▸ **WHAT TO WORK ON**
Pull out the stretch of the deployment guide from "createdb dcs_eventstore" through "-o bin/regional-agent ./...", copying it word for word.

Deployment Guide¶

Deployment Options¶

Method	Use Case	Complexity
Docker Compose	Development, staging	Low
Kubernetes	Production, multi-region	High
Manual	Single-node, testing	Medium

Docker Compose Deployment¶

Prerequisites¶

Docker 24.0+
Docker Compose 2.20+
8 GB RAM minimum
20 GB free disk space

1. Configure Environment¶

cd cps-enterprise-dcs
cp .env.example .env

Edit .env and set secure values for:

POSTGRES_PASSWORD=<strong-password>
DCS_MASTER_KEY=$(openssl rand -base64 32)
VAULT_TOKEN=<vault-token>

2. Start Services¶

# From the repo root
make docker-up

# Or directly:
docker-compose -f cps-enterprise-dcs/infrastructure/docker-compose.yml up -d

3. Verify Health¶

make docker-ps

# Check individual service logs
make docker-logs

4. Access Services¶

Service	URL	Default Credentials
POS Interface	http://localhost:3000	Demo: any/any
Grafana	http://localhost:3001	admin/admin
Prometheus	http://localhost:9090	—
Vault UI	http://localhost:8200	Token from `.env`
PostgreSQL	localhost:5432	From `.env`

Services Started¶

The Docker Compose stack runs these services:

Service	Image	Ports
PostgreSQL 16	`postgres:16-alpine`	5432
Redis 7	`redis:7-alpine`	6379
HashiCorp Vault	`hashicorp/vault:1.15`	8200
Zookeeper	`confluentinc/cp-zookeeper:7.5.0`	2181
Kafka	`confluentinc/cp-kafka:7.5.0`	9092
Prometheus	`prom/prometheus:v2.48.0`	9090
Grafana	`grafana/grafana:10.2.0`	3001
Regional Agent	Go custom build	12000, 12001, 50052
Local Agent	Python custom build	50051
POS Interface	React custom build	3000
Nginx	`nginx:alpine`	80, 443

Stop Services¶

make docker-down

# Or to stop and remove volumes:
docker-compose -f cps-enterprise-dcs/infrastructure/docker-compose.yml down -v

Manual Deployment¶

PostgreSQL Event Store¶

Install PostgreSQL 16+
Create the database and apply the schema:

createdb dcs_eventstore
psql -d dcs_eventstore -f cps-enterprise-dcs/event-store/schema.sql

Redis¶

redis-server --appendonly yes --maxmemory 256mb --maxmemory-policy allkeys-lru

Regional Agent¶

cd cps-enterprise-dcs/regional-agent
go build -o bin/regional-agent ./...

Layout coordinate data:
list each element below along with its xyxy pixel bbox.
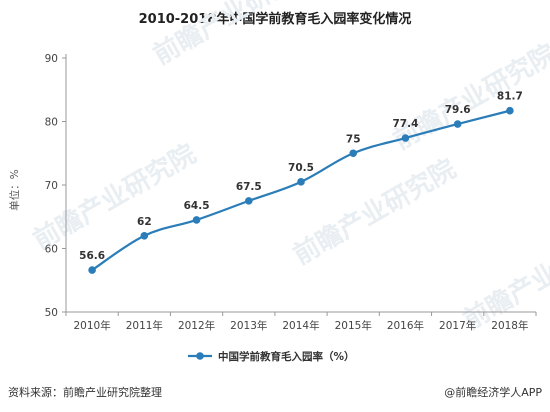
x-tick-label: 2013年	[230, 319, 267, 332]
data-label: 79.6	[445, 104, 471, 116]
legend: 中国学前教育毛入园率（%）	[188, 350, 355, 363]
data-point	[349, 149, 358, 158]
x-tick-label: 2014年	[282, 319, 319, 332]
y-tick-label: 50	[45, 307, 58, 319]
watermark-text: 前瞻产业研究院	[288, 153, 461, 271]
watermark-text: 前瞻产业研究院	[148, 0, 321, 71]
data-point	[297, 178, 305, 186]
axes: 50 60 70 80 90 单位：% 2010年 2011年 2012年 2013年 2014年 2…	[8, 53, 537, 332]
data-label: 62	[137, 216, 152, 228]
x-tick-label: 2012年	[178, 319, 215, 332]
series-layer	[88, 106, 514, 274]
chart-title: 2010-2018年中国学前教育毛入园率变化情况	[138, 12, 412, 27]
data-label: 81.7	[497, 91, 523, 103]
legend-marker	[196, 352, 204, 360]
y-tick-label: 80	[45, 117, 58, 129]
watermark-text: 前瞻产业研究院	[458, 218, 550, 336]
x-tick-label: 2017年	[439, 319, 476, 332]
x-tick-label: 2015年	[335, 319, 372, 332]
data-label: 67.5	[236, 181, 262, 193]
x-tick-label: 2010年	[73, 319, 110, 332]
data-label: 75	[346, 133, 361, 145]
data-point	[192, 216, 201, 224]
x-tick-label: 2011年	[126, 319, 163, 332]
data-label: 56.6	[79, 250, 105, 262]
data-label: 70.5	[288, 162, 314, 174]
watermark-text: 前瞻产业研究院	[28, 138, 201, 256]
source-note: 资料来源：前瞻产业研究院整理	[8, 386, 162, 399]
y-tick-label: 60	[45, 244, 58, 256]
y-tick-label: 90	[45, 53, 58, 65]
data-label: 64.5	[184, 200, 210, 212]
x-tick-label: 2016年	[387, 319, 424, 332]
x-tick-label: 2018年	[491, 319, 528, 332]
data-labels: 56.6 62 64.5 67.5 70.5 75 77.4 79.6 81.7	[79, 91, 523, 262]
data-point	[244, 197, 253, 205]
data-label: 77.4	[392, 118, 418, 130]
legend-label: 中国学前教育毛入园率（%）	[218, 350, 355, 363]
y-tick-label: 70	[45, 180, 58, 192]
data-point	[401, 134, 410, 142]
credit-note: @前瞻经济学人APP	[444, 386, 542, 399]
watermark-text: 前瞻产业研究院	[388, 38, 550, 156]
data-point	[453, 120, 462, 128]
data-point	[506, 106, 514, 115]
data-point	[140, 232, 149, 240]
y-axis-label: 单位：%	[8, 169, 21, 210]
data-point	[88, 266, 96, 274]
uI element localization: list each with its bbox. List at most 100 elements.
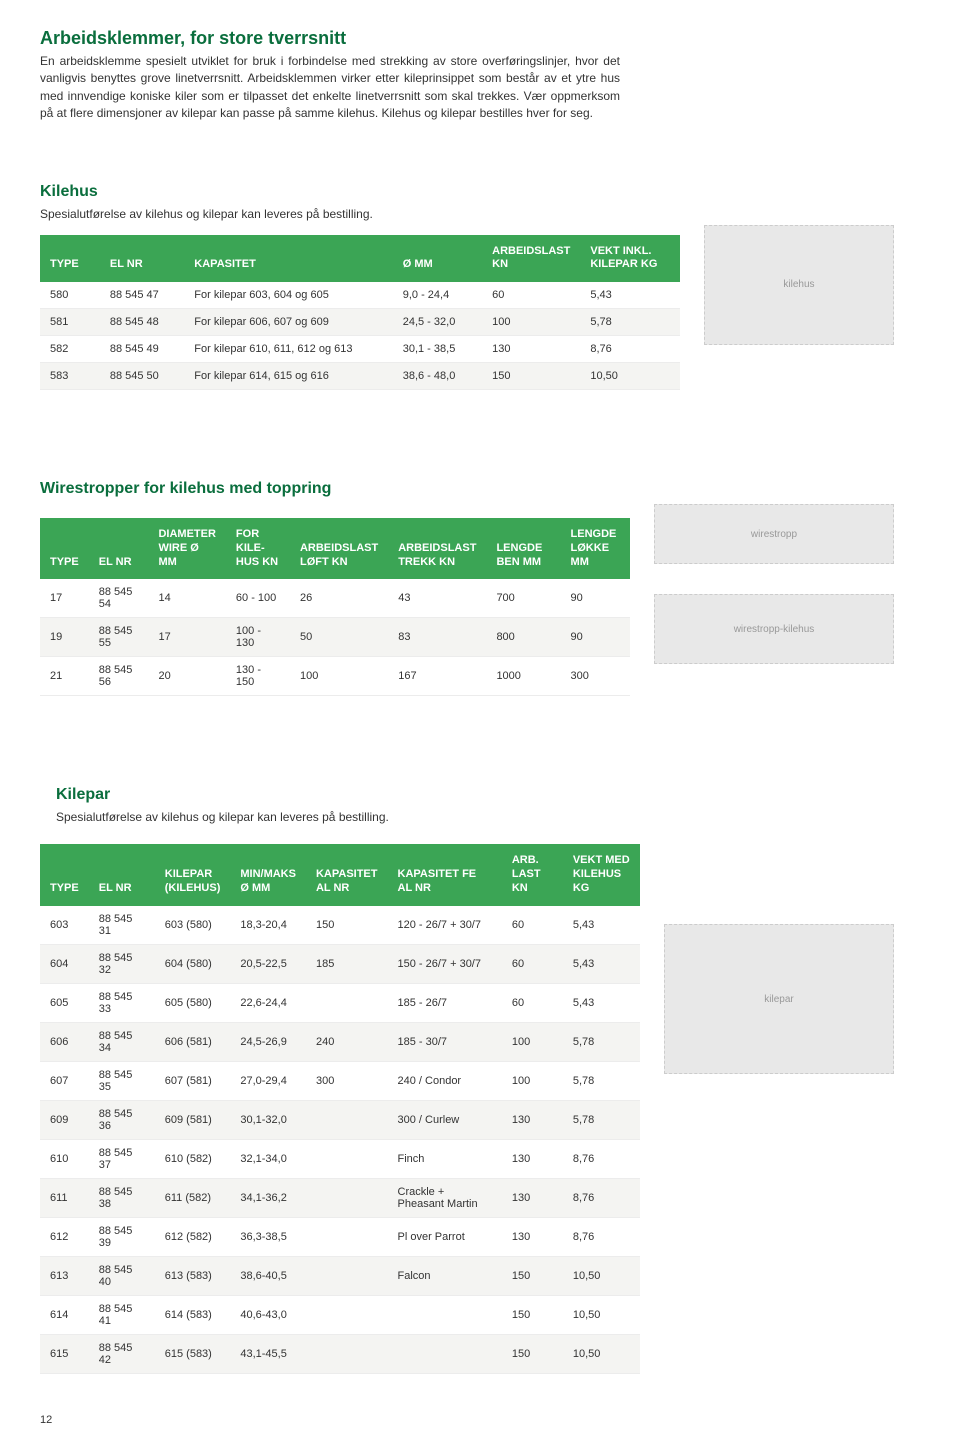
table-cell: 120 - 26/7 + 30/7 <box>388 906 502 945</box>
table-cell: 100 - 130 <box>226 618 290 657</box>
table-row: 58088 545 47For kilepar 603, 604 og 6059… <box>40 282 680 309</box>
th: TYPE <box>40 235 100 283</box>
table-cell: 43 <box>388 579 486 618</box>
table-cell: 14 <box>148 579 225 618</box>
table-cell <box>306 1178 388 1217</box>
table-cell: 240 / Condor <box>388 1061 502 1100</box>
kilehus-subtitle: Spesialutførelse av kilehus og kilepar k… <box>40 207 920 221</box>
th: KAPASITET <box>184 235 392 283</box>
table-cell: 20 <box>148 657 225 696</box>
table-cell <box>306 983 388 1022</box>
table-cell: 88 545 39 <box>89 1217 155 1256</box>
table-cell: 88 545 50 <box>100 363 184 390</box>
table-cell: 300 <box>561 657 630 696</box>
table-cell: 300 / Curlew <box>388 1100 502 1139</box>
th: ARBEIDSLAST TREKK KN <box>388 518 486 579</box>
th: TYPE <box>40 518 89 579</box>
table-cell: 130 <box>502 1139 563 1178</box>
table-cell: 613 (583) <box>155 1256 231 1295</box>
th: EL NR <box>89 518 149 579</box>
th: LENGDE LØKKE MM <box>561 518 630 579</box>
table-cell: 240 <box>306 1022 388 1061</box>
kilepar-image: kilepar <box>664 924 894 1074</box>
table-cell: 580 <box>40 282 100 309</box>
table-cell: 60 <box>502 983 563 1022</box>
intro-paragraph: En arbeidsklemme spesielt utviklet for b… <box>40 53 620 123</box>
table-cell: 90 <box>561 579 630 618</box>
table-cell: 185 - 30/7 <box>388 1022 502 1061</box>
table-cell: 612 <box>40 1217 89 1256</box>
table-cell: 606 (581) <box>155 1022 231 1061</box>
table-cell: 5,78 <box>563 1100 640 1139</box>
table-cell: 130 <box>482 336 580 363</box>
table-row: 58388 545 50For kilepar 614, 615 og 6163… <box>40 363 680 390</box>
table-cell: 185 - 26/7 <box>388 983 502 1022</box>
table-cell: 610 <box>40 1139 89 1178</box>
table-cell: 88 545 55 <box>89 618 149 657</box>
table-cell: 27,0-29,4 <box>230 1061 306 1100</box>
table-cell: 150 <box>502 1334 563 1373</box>
table-cell: 150 - 26/7 + 30/7 <box>388 944 502 983</box>
table-cell: 130 <box>502 1100 563 1139</box>
table-cell <box>306 1334 388 1373</box>
table-cell: 614 <box>40 1295 89 1334</box>
table-cell: 50 <box>290 618 388 657</box>
kilehus-title: Kilehus <box>40 183 920 201</box>
th: LENGDE BEN MM <box>486 518 560 579</box>
table-cell: 43,1-45,5 <box>230 1334 306 1373</box>
wirestropper-image-2: wirestropp-kilehus <box>654 594 894 664</box>
table-cell: 611 (582) <box>155 1178 231 1217</box>
kilepar-image-placeholder: kilepar <box>664 924 894 1074</box>
table-cell <box>388 1334 502 1373</box>
table-cell: For kilepar 603, 604 og 605 <box>184 282 392 309</box>
th: ARBEIDSLAST KN <box>482 235 580 283</box>
table-cell: 150 <box>502 1295 563 1334</box>
table-cell: 5,43 <box>563 983 640 1022</box>
th: FOR KILE-HUS KN <box>226 518 290 579</box>
table-cell: 100 <box>290 657 388 696</box>
table-cell: 88 545 33 <box>89 983 155 1022</box>
table-cell: 300 <box>306 1061 388 1100</box>
table-cell: 605 <box>40 983 89 1022</box>
table-cell: 5,43 <box>563 944 640 983</box>
table-cell: 583 <box>40 363 100 390</box>
table-cell <box>306 1100 388 1139</box>
table-cell: For kilepar 614, 615 og 616 <box>184 363 392 390</box>
kilepar-table: TYPE EL NR KILEPAR (KILEHUS) MIN/MAKS Ø … <box>40 844 640 1373</box>
table-cell: 20,5-22,5 <box>230 944 306 983</box>
table-cell: 700 <box>486 579 560 618</box>
table-cell: 130 <box>502 1217 563 1256</box>
table-cell: 613 <box>40 1256 89 1295</box>
table-cell: 88 545 37 <box>89 1139 155 1178</box>
table-cell: 615 (583) <box>155 1334 231 1373</box>
table-row: 2188 545 5620130 - 1501001671000300 <box>40 657 630 696</box>
table-cell: 17 <box>148 618 225 657</box>
table-row: 58288 545 49For kilepar 610, 611, 612 og… <box>40 336 680 363</box>
table-cell <box>388 1295 502 1334</box>
table-cell: 88 545 47 <box>100 282 184 309</box>
table-cell: 60 <box>482 282 580 309</box>
table-cell: 610 (582) <box>155 1139 231 1178</box>
table-cell: 30,1 - 38,5 <box>393 336 482 363</box>
table-cell: Pl over Parrot <box>388 1217 502 1256</box>
th: MIN/MAKS Ø MM <box>230 844 306 905</box>
table-cell: 150 <box>502 1256 563 1295</box>
th: KILEPAR (KILEHUS) <box>155 844 231 905</box>
table-row: 60988 545 36609 (581)30,1-32,0300 / Curl… <box>40 1100 640 1139</box>
table-row: 1988 545 5517100 - 130508380090 <box>40 618 630 657</box>
page-number: 12 <box>40 1414 920 1426</box>
table-cell: 22,6-24,4 <box>230 983 306 1022</box>
table-row: 60788 545 35607 (581)27,0-29,4300240 / C… <box>40 1061 640 1100</box>
table-cell: 88 545 40 <box>89 1256 155 1295</box>
table-cell: 10,50 <box>580 363 680 390</box>
table-cell: 1000 <box>486 657 560 696</box>
table-cell: 615 <box>40 1334 89 1373</box>
wirestropper-image-2-placeholder: wirestropp-kilehus <box>654 594 894 664</box>
wirestropper-table: TYPE EL NR DIAMETER WIRE Ø MM FOR KILE-H… <box>40 518 630 696</box>
table-row: 60488 545 32604 (580)20,5-22,5185150 - 2… <box>40 944 640 983</box>
kilehus-table: TYPE EL NR KAPASITET Ø MM ARBEIDSLAST KN… <box>40 235 680 391</box>
table-cell: 18,3-20,4 <box>230 906 306 945</box>
table-cell: 9,0 - 24,4 <box>393 282 482 309</box>
th: TYPE <box>40 844 89 905</box>
th: ARB. LAST KN <box>502 844 563 905</box>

▸ **TASK RESULT**
createdb dcs_eventstore
psql -d dcs_eventstore -f cps-enterprise-dcs/event-store/schema.sql

Redis¶

redis-server --appendonly yes --maxmemory 256mb --maxmemory-policy allkeys-lru

Regional Agent¶

cd cps-enterprise-dcs/regional-agent
go build -o bin/regional-agent ./...